**To be done:**
Copy the data exactly as it appears, and do not include any pictures.

**Material for this task:**
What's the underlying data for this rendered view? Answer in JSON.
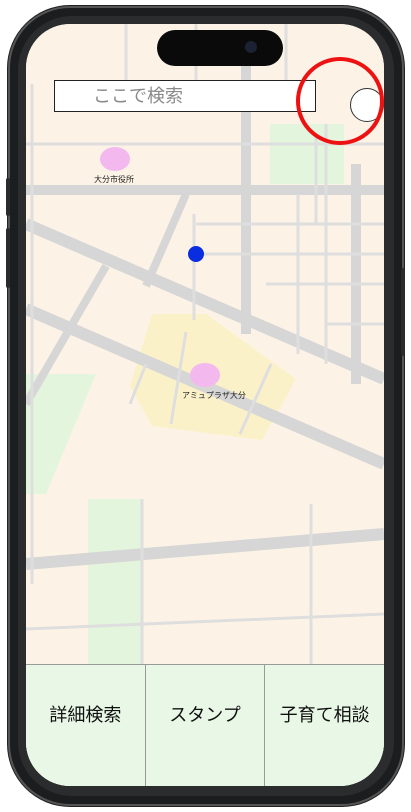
{
  "search": {
    "placeholder": "ここで検索",
    "value": ""
  },
  "map": {
    "markers": [
      {
        "label": "大分市役所",
        "color": "#f3b8ee"
      },
      {
        "label": "アミュプラザ大分",
        "color": "#f3b8ee"
      }
    ],
    "current_location_color": "#0a2de0"
  },
  "bottom_nav": {
    "items": [
      {
        "label": "詳細検索"
      },
      {
        "label": "スタンプ"
      },
      {
        "label": "子育て相談"
      }
    ]
  },
  "colors": {
    "map_background": "#fcf3e6",
    "road": "#d9d9d9",
    "park": "#e3f5dc",
    "station_area": "#fbf1c9",
    "highlight_ring": "#ee1111",
    "bottom_bar": "#e9f8e6"
  },
  "icons": {
    "location_button": "circle-button-icon",
    "current_location": "current-location-dot-icon"
  }
}
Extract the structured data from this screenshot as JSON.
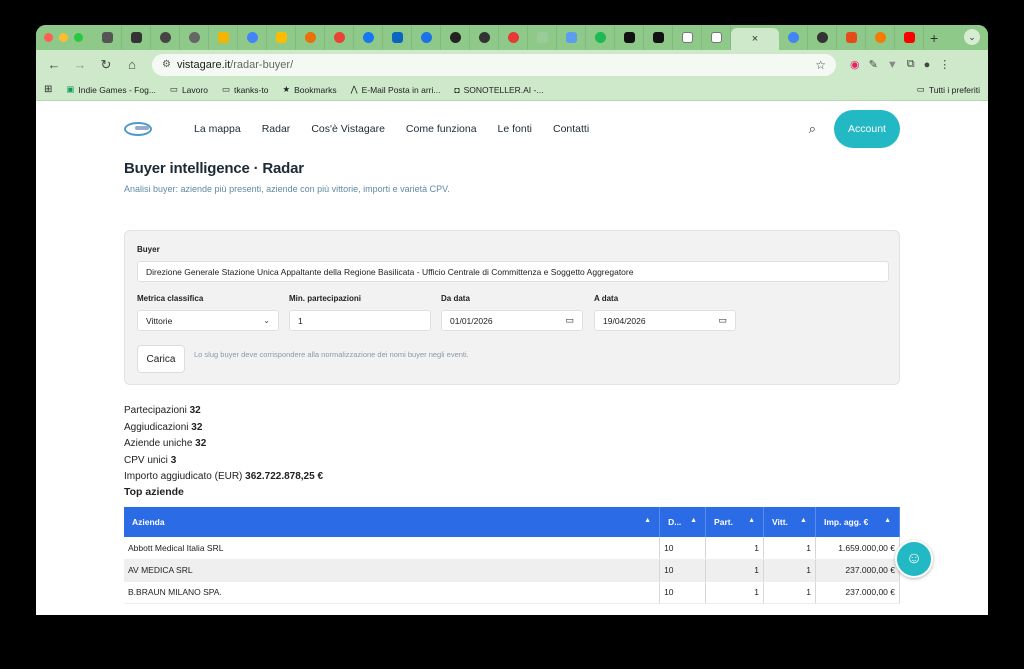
{
  "browser": {
    "url_host": "vistagare.it",
    "url_path": "/radar-buyer/",
    "active_tab_close": "×",
    "new_tab": "+",
    "tab_search": "⌄",
    "bookmarks": [
      {
        "label": "Indie Games - Fog...",
        "icon": "sheets-icon"
      },
      {
        "label": "Lavoro",
        "icon": "folder-icon"
      },
      {
        "label": "tkanks-to",
        "icon": "folder-icon"
      },
      {
        "label": "Bookmarks",
        "icon": "star-icon"
      },
      {
        "label": "E-Mail Posta in arri...",
        "icon": "mail-icon"
      },
      {
        "label": "SONOTELLER.AI -...",
        "icon": "site-icon"
      }
    ],
    "bookmarks_right": "Tutti i preferiti"
  },
  "site": {
    "nav": [
      "La mappa",
      "Radar",
      "Cos'è Vistagare",
      "Come funziona",
      "Le fonti",
      "Contatti"
    ],
    "account_label": "Account"
  },
  "page": {
    "title": "Buyer intelligence · Radar",
    "subtitle": "Analisi buyer: aziende più presenti, aziende con più vittorie, importi e varietà CPV."
  },
  "filters": {
    "buyer_label": "Buyer",
    "buyer_value": "Direzione Generale Stazione Unica Appaltante della Regione Basilicata - Ufficio Centrale di Committenza e Soggetto Aggregatore",
    "metric_label": "Metrica classifica",
    "metric_value": "Vittorie",
    "min_label": "Min. partecipazioni",
    "min_value": "1",
    "from_label": "Da data",
    "from_value": "01/01/2026",
    "to_label": "A data",
    "to_value": "19/04/2026",
    "load_button": "Carica",
    "hint": "Lo slug buyer deve corrispondere alla normalizzazione dei nomi buyer negli eventi."
  },
  "stats": [
    {
      "label": "Partecipazioni",
      "value": "32"
    },
    {
      "label": "Aggiudicazioni",
      "value": "32"
    },
    {
      "label": "Aziende uniche",
      "value": "32"
    },
    {
      "label": "CPV unici",
      "value": "3"
    },
    {
      "label": "Importo aggiudicato (EUR)",
      "value": "362.722.878,25 €"
    }
  ],
  "top_companies": {
    "title": "Top aziende",
    "columns": [
      "Azienda",
      "D...",
      "Part.",
      "Vitt.",
      "Imp. agg. €"
    ],
    "rows": [
      [
        "Abbott Medical Italia SRL",
        "10",
        "1",
        "1",
        "1.659.000,00 €"
      ],
      [
        "AV MEDICA SRL",
        "10",
        "1",
        "1",
        "237.000,00 €"
      ],
      [
        "B.BRAUN MILANO SPA.",
        "10",
        "1",
        "1",
        "237.000,00 €"
      ]
    ]
  },
  "colors": {
    "tabbar": "#8fc98a",
    "accent": "#22b8c4",
    "table_header": "#2c6be6"
  }
}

**Output for this exercise:**
What's the underlying data for this rendered view? Answer in JSON.
{
  "search": {
    "placeholder": "ここで検索",
    "value": ""
  },
  "map": {
    "markers": [
      {
        "label": "大分市役所",
        "color": "#f3b8ee"
      },
      {
        "label": "アミュプラザ大分",
        "color": "#f3b8ee"
      }
    ],
    "current_location_color": "#0a2de0"
  },
  "bottom_nav": {
    "items": [
      {
        "label": "詳細検索"
      },
      {
        "label": "スタンプ"
      },
      {
        "label": "子育て相談"
      }
    ]
  },
  "colors": {
    "map_background": "#fcf3e6",
    "road": "#d9d9d9",
    "park": "#e3f5dc",
    "station_area": "#fbf1c9",
    "highlight_ring": "#ee1111",
    "bottom_bar": "#e9f8e6"
  },
  "icons": {
    "location_button": "circle-button-icon",
    "current_location": "current-location-dot-icon"
  }
}
Extract the structured data from this screenshot as JSON.
{
  "browser": {
    "url_host": "vistagare.it",
    "url_path": "/radar-buyer/",
    "active_tab_close": "×",
    "new_tab": "+",
    "tab_search": "⌄",
    "bookmarks": [
      {
        "label": "Indie Games - Fog...",
        "icon": "sheets-icon"
      },
      {
        "label": "Lavoro",
        "icon": "folder-icon"
      },
      {
        "label": "tkanks-to",
        "icon": "folder-icon"
      },
      {
        "label": "Bookmarks",
        "icon": "star-icon"
      },
      {
        "label": "E-Mail Posta in arri...",
        "icon": "mail-icon"
      },
      {
        "label": "SONOTELLER.AI -...",
        "icon": "site-icon"
      }
    ],
    "bookmarks_right": "Tutti i preferiti"
  },
  "site": {
    "nav": [
      "La mappa",
      "Radar",
      "Cos'è Vistagare",
      "Come funziona",
      "Le fonti",
      "Contatti"
    ],
    "account_label": "Account"
  },
  "page": {
    "title": "Buyer intelligence · Radar",
    "subtitle": "Analisi buyer: aziende più presenti, aziende con più vittorie, importi e varietà CPV."
  },
  "filters": {
    "buyer_label": "Buyer",
    "buyer_value": "Direzione Generale Stazione Unica Appaltante della Regione Basilicata - Ufficio Centrale di Committenza e Soggetto Aggregatore",
    "metric_label": "Metrica classifica",
    "metric_value": "Vittorie",
    "min_label": "Min. partecipazioni",
    "min_value": "1",
    "from_label": "Da data",
    "from_value": "01/01/2026",
    "to_label": "A data",
    "to_value": "19/04/2026",
    "load_button": "Carica",
    "hint": "Lo slug buyer deve corrispondere alla normalizzazione dei nomi buyer negli eventi."
  },
  "stats": [
    {
      "label": "Partecipazioni",
      "value": "32"
    },
    {
      "label": "Aggiudicazioni",
      "value": "32"
    },
    {
      "label": "Aziende uniche",
      "value": "32"
    },
    {
      "label": "CPV unici",
      "value": "3"
    },
    {
      "label": "Importo aggiudicato (EUR)",
      "value": "362.722.878,25 €"
    }
  ],
  "top_companies": {
    "title": "Top aziende",
    "columns": [
      "Azienda",
      "D...",
      "Part.",
      "Vitt.",
      "Imp. agg. €"
    ],
    "rows": [
      [
        "Abbott Medical Italia SRL",
        "10",
        "1",
        "1",
        "1.659.000,00 €"
      ],
      [
        "AV MEDICA SRL",
        "10",
        "1",
        "1",
        "237.000,00 €"
      ],
      [
        "B.BRAUN MILANO SPA.",
        "10",
        "1",
        "1",
        "237.000,00 €"
      ]
    ]
  },
  "colors": {
    "tabbar": "#8fc98a",
    "accent": "#22b8c4",
    "table_header": "#2c6be6"
  }
}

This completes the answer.